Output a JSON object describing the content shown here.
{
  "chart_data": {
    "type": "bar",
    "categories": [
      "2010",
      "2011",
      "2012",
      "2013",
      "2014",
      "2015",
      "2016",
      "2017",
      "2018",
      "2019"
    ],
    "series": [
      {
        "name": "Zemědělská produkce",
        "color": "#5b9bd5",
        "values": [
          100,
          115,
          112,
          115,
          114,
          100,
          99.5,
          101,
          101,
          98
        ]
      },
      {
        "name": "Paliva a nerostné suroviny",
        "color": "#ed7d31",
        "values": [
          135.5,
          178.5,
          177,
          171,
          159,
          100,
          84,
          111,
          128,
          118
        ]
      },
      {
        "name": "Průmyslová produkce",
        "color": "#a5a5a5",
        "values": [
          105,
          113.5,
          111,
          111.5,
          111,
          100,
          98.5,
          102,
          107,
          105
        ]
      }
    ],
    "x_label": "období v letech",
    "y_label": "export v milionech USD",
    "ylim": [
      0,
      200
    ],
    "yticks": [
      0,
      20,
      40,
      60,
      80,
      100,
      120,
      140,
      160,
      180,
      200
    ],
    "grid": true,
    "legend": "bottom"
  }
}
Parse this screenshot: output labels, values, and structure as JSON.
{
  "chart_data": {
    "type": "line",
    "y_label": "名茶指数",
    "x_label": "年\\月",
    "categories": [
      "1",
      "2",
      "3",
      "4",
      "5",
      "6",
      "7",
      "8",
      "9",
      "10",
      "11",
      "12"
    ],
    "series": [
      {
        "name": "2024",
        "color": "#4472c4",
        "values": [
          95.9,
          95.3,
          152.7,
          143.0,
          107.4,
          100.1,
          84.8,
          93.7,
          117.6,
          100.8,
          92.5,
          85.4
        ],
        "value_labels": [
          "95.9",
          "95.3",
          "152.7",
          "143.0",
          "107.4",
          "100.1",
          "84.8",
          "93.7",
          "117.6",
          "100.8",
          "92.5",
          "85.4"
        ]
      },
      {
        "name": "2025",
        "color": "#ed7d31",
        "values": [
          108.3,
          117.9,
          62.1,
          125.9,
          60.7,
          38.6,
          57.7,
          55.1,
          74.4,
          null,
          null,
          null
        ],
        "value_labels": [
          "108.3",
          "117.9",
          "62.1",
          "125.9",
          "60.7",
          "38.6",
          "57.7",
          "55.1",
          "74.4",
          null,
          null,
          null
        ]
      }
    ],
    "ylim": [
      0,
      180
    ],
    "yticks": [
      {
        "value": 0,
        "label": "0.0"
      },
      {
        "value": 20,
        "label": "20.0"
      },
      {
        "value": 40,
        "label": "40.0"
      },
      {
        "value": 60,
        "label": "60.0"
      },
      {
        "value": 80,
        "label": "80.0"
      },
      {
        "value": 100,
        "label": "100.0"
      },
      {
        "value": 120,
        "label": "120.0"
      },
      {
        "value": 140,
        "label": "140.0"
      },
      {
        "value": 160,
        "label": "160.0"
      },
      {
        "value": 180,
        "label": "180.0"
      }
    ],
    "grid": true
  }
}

########

* [What is asked]
Go through the material and copy out every line with "JSON" in it.

* [Full answer]
Output a JSON object describing the content shown here.
Parse this screenshot: output labels, values, and structure as JSON.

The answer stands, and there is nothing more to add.